▸ Work to complete:
Please transcribe the data below exactly. Leave the pictures out.

>> Begin

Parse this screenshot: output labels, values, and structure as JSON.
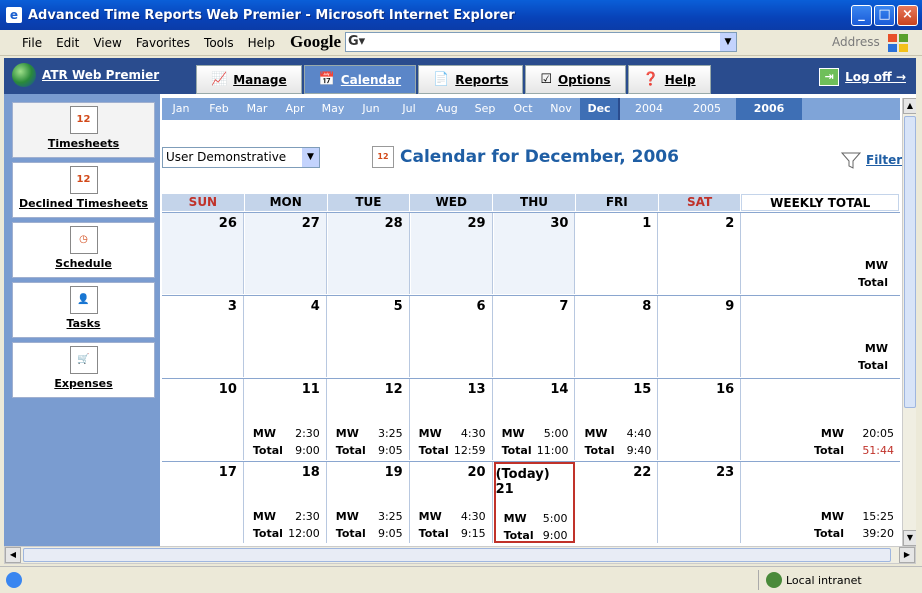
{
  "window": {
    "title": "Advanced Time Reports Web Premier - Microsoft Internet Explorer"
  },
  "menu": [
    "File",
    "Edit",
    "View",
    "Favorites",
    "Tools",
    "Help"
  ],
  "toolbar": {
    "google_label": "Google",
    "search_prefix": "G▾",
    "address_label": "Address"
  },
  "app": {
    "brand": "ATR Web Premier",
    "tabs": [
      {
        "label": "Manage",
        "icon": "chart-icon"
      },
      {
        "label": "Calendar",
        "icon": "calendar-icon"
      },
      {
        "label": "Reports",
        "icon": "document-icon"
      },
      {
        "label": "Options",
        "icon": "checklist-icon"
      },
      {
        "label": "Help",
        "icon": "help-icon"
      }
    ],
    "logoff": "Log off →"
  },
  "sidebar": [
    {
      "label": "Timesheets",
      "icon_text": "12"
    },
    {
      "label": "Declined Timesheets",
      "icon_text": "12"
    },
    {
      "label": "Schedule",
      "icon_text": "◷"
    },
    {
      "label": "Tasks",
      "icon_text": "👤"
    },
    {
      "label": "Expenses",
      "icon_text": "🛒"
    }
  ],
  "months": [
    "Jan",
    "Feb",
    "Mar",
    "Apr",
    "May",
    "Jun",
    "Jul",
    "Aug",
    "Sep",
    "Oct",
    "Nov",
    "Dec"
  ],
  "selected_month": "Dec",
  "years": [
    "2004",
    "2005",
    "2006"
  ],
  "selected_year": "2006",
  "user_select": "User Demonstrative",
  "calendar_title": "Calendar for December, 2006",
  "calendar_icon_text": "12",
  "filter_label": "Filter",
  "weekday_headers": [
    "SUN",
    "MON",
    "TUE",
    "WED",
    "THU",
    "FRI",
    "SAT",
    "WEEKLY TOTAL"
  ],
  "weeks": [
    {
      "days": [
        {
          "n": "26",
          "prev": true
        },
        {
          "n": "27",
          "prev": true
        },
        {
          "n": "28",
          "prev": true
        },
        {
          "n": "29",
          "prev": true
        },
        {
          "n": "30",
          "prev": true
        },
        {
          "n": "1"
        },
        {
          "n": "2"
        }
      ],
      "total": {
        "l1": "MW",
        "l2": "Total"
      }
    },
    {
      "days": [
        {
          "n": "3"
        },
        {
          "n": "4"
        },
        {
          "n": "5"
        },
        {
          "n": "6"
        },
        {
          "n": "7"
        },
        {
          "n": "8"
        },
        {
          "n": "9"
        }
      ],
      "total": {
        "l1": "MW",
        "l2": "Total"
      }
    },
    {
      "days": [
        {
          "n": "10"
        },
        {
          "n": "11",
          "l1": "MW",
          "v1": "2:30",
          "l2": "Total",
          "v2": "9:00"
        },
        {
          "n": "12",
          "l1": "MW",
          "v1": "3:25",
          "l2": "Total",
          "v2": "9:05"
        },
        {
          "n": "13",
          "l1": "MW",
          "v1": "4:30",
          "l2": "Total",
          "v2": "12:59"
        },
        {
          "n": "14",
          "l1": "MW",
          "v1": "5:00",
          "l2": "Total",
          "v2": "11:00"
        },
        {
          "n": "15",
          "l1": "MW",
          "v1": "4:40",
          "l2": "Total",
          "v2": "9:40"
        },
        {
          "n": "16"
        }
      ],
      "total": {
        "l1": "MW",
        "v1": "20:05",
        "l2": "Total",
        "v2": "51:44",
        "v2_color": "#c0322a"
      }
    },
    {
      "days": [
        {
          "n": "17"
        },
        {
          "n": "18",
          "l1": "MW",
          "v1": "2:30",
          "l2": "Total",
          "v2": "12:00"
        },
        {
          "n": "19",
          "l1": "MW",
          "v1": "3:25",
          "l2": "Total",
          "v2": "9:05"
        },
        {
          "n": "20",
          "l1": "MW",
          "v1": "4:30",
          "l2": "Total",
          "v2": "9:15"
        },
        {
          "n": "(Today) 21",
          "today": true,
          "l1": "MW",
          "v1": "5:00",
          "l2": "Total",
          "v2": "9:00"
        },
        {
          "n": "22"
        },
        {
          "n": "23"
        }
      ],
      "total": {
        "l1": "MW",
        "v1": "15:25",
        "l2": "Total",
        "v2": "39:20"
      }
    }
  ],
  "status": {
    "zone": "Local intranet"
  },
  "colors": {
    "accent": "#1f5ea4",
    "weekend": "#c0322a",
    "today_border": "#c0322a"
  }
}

>> End

▸ Expected answer:
Parse this screenshot: output labels, values, and structure as JSON.
{
  "window": {
    "title": "Advanced Time Reports Web Premier - Microsoft Internet Explorer"
  },
  "menu": [
    "File",
    "Edit",
    "View",
    "Favorites",
    "Tools",
    "Help"
  ],
  "toolbar": {
    "google_label": "Google",
    "search_prefix": "G▾",
    "address_label": "Address"
  },
  "app": {
    "brand": "ATR Web Premier",
    "tabs": [
      {
        "label": "Manage",
        "icon": "chart-icon"
      },
      {
        "label": "Calendar",
        "icon": "calendar-icon"
      },
      {
        "label": "Reports",
        "icon": "document-icon"
      },
      {
        "label": "Options",
        "icon": "checklist-icon"
      },
      {
        "label": "Help",
        "icon": "help-icon"
      }
    ],
    "logoff": "Log off →"
  },
  "sidebar": [
    {
      "label": "Timesheets",
      "icon_text": "12"
    },
    {
      "label": "Declined Timesheets",
      "icon_text": "12"
    },
    {
      "label": "Schedule",
      "icon_text": "◷"
    },
    {
      "label": "Tasks",
      "icon_text": "👤"
    },
    {
      "label": "Expenses",
      "icon_text": "🛒"
    }
  ],
  "months": [
    "Jan",
    "Feb",
    "Mar",
    "Apr",
    "May",
    "Jun",
    "Jul",
    "Aug",
    "Sep",
    "Oct",
    "Nov",
    "Dec"
  ],
  "selected_month": "Dec",
  "years": [
    "2004",
    "2005",
    "2006"
  ],
  "selected_year": "2006",
  "user_select": "User Demonstrative",
  "calendar_title": "Calendar for December, 2006",
  "calendar_icon_text": "12",
  "filter_label": "Filter",
  "weekday_headers": [
    "SUN",
    "MON",
    "TUE",
    "WED",
    "THU",
    "FRI",
    "SAT",
    "WEEKLY TOTAL"
  ],
  "weeks": [
    {
      "days": [
        {
          "n": "26",
          "prev": true
        },
        {
          "n": "27",
          "prev": true
        },
        {
          "n": "28",
          "prev": true
        },
        {
          "n": "29",
          "prev": true
        },
        {
          "n": "30",
          "prev": true
        },
        {
          "n": "1"
        },
        {
          "n": "2"
        }
      ],
      "total": {
        "l1": "MW",
        "l2": "Total"
      }
    },
    {
      "days": [
        {
          "n": "3"
        },
        {
          "n": "4"
        },
        {
          "n": "5"
        },
        {
          "n": "6"
        },
        {
          "n": "7"
        },
        {
          "n": "8"
        },
        {
          "n": "9"
        }
      ],
      "total": {
        "l1": "MW",
        "l2": "Total"
      }
    },
    {
      "days": [
        {
          "n": "10"
        },
        {
          "n": "11",
          "l1": "MW",
          "v1": "2:30",
          "l2": "Total",
          "v2": "9:00"
        },
        {
          "n": "12",
          "l1": "MW",
          "v1": "3:25",
          "l2": "Total",
          "v2": "9:05"
        },
        {
          "n": "13",
          "l1": "MW",
          "v1": "4:30",
          "l2": "Total",
          "v2": "12:59"
        },
        {
          "n": "14",
          "l1": "MW",
          "v1": "5:00",
          "l2": "Total",
          "v2": "11:00"
        },
        {
          "n": "15",
          "l1": "MW",
          "v1": "4:40",
          "l2": "Total",
          "v2": "9:40"
        },
        {
          "n": "16"
        }
      ],
      "total": {
        "l1": "MW",
        "v1": "20:05",
        "l2": "Total",
        "v2": "51:44",
        "v2_color": "#c0322a"
      }
    },
    {
      "days": [
        {
          "n": "17"
        },
        {
          "n": "18",
          "l1": "MW",
          "v1": "2:30",
          "l2": "Total",
          "v2": "12:00"
        },
        {
          "n": "19",
          "l1": "MW",
          "v1": "3:25",
          "l2": "Total",
          "v2": "9:05"
        },
        {
          "n": "20",
          "l1": "MW",
          "v1": "4:30",
          "l2": "Total",
          "v2": "9:15"
        },
        {
          "n": "(Today) 21",
          "today": true,
          "l1": "MW",
          "v1": "5:00",
          "l2": "Total",
          "v2": "9:00"
        },
        {
          "n": "22"
        },
        {
          "n": "23"
        }
      ],
      "total": {
        "l1": "MW",
        "v1": "15:25",
        "l2": "Total",
        "v2": "39:20"
      }
    }
  ],
  "status": {
    "zone": "Local intranet"
  },
  "colors": {
    "accent": "#1f5ea4",
    "weekend": "#c0322a",
    "today_border": "#c0322a"
  }
}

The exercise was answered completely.